TO DO
Quote, verbatim, all material below, without pictures.

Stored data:
----------------------------------------

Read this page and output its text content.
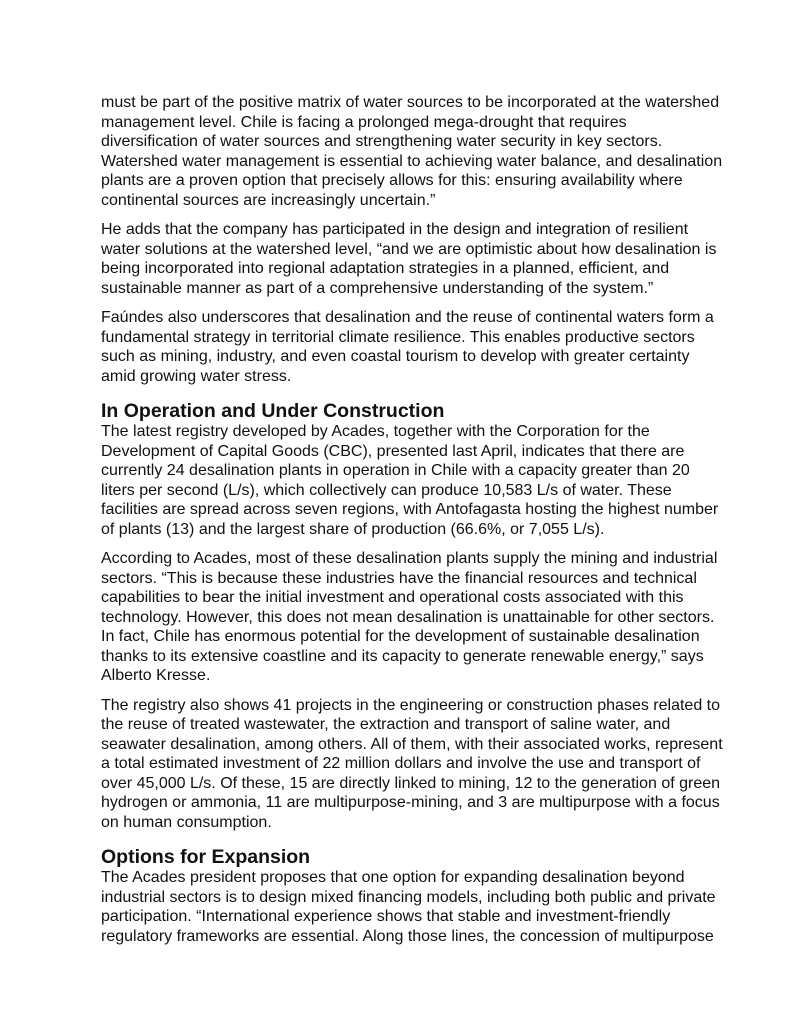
must be part of the positive matrix of water sources to be incorporated at the watershed
management level. Chile is facing a prolonged mega-drought that requires
diversification of water sources and strengthening water security in key sectors.
Watershed water management is essential to achieving water balance, and desalination
plants are a proven option that precisely allows for this: ensuring availability where
continental sources are increasingly uncertain.”

He adds that the company has participated in the design and integration of resilient
water solutions at the watershed level, “and we are optimistic about how desalination is
being incorporated into regional adaptation strategies in a planned, efficient, and
sustainable manner as part of a comprehensive understanding of the system.”

Faúndes also underscores that desalination and the reuse of continental waters form a
fundamental strategy in territorial climate resilience. This enables productive sectors
such as mining, industry, and even coastal tourism to develop with greater certainty
amid growing water stress.

In Operation and Under Construction

The latest registry developed by Acades, together with the Corporation for the
Development of Capital Goods (CBC), presented last April, indicates that there are
currently 24 desalination plants in operation in Chile with a capacity greater than 20
liters per second (L/s), which collectively can produce 10,583 L/s of water. These
facilities are spread across seven regions, with Antofagasta hosting the highest number
of plants (13) and the largest share of production (66.6%, or 7,055 L/s).

According to Acades, most of these desalination plants supply the mining and industrial
sectors. “This is because these industries have the financial resources and technical
capabilities to bear the initial investment and operational costs associated with this
technology. However, this does not mean desalination is unattainable for other sectors.
In fact, Chile has enormous potential for the development of sustainable desalination
thanks to its extensive coastline and its capacity to generate renewable energy,” says
Alberto Kresse.

The registry also shows 41 projects in the engineering or construction phases related to
the reuse of treated wastewater, the extraction and transport of saline water, and
seawater desalination, among others. All of them, with their associated works, represent
a total estimated investment of 22 million dollars and involve the use and transport of
over 45,000 L/s. Of these, 15 are directly linked to mining, 12 to the generation of green
hydrogen or ammonia, 11 are multipurpose-mining, and 3 are multipurpose with a focus
on human consumption.

Options for Expansion

The Acades president proposes that one option for expanding desalination beyond
industrial sectors is to design mixed financing models, including both public and private
participation. “International experience shows that stable and investment-friendly
regulatory frameworks are essential. Along those lines, the concession of multipurpose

----------------------------------------

REPLY
Read this page and output its text content.
must be part of the positive matrix of water sources to be incorporated at the watershed
management level. Chile is facing a prolonged mega-drought that requires
diversification of water sources and strengthening water security in key sectors.
Watershed water management is essential to achieving water balance, and desalination
plants are a proven option that precisely allows for this: ensuring availability where
continental sources are increasingly uncertain.”

He adds that the company has participated in the design and integration of resilient
water solutions at the watershed level, “and we are optimistic about how desalination is
being incorporated into regional adaptation strategies in a planned, efficient, and
sustainable manner as part of a comprehensive understanding of the system.”

Faúndes also underscores that desalination and the reuse of continental waters form a
fundamental strategy in territorial climate resilience. This enables productive sectors
such as mining, industry, and even coastal tourism to develop with greater certainty
amid growing water stress.

In Operation and Under Construction

The latest registry developed by Acades, together with the Corporation for the
Development of Capital Goods (CBC), presented last April, indicates that there are
currently 24 desalination plants in operation in Chile with a capacity greater than 20
liters per second (L/s), which collectively can produce 10,583 L/s of water. These
facilities are spread across seven regions, with Antofagasta hosting the highest number
of plants (13) and the largest share of production (66.6%, or 7,055 L/s).

According to Acades, most of these desalination plants supply the mining and industrial
sectors. “This is because these industries have the financial resources and technical
capabilities to bear the initial investment and operational costs associated with this
technology. However, this does not mean desalination is unattainable for other sectors.
In fact, Chile has enormous potential for the development of sustainable desalination
thanks to its extensive coastline and its capacity to generate renewable energy,” says
Alberto Kresse.

The registry also shows 41 projects in the engineering or construction phases related to
the reuse of treated wastewater, the extraction and transport of saline water, and
seawater desalination, among others. All of them, with their associated works, represent
a total estimated investment of 22 million dollars and involve the use and transport of
over 45,000 L/s. Of these, 15 are directly linked to mining, 12 to the generation of green
hydrogen or ammonia, 11 are multipurpose-mining, and 3 are multipurpose with a focus
on human consumption.

Options for Expansion

The Acades president proposes that one option for expanding desalination beyond
industrial sectors is to design mixed financing models, including both public and private
participation. “International experience shows that stable and investment-friendly
regulatory frameworks are essential. Along those lines, the concession of multipurpose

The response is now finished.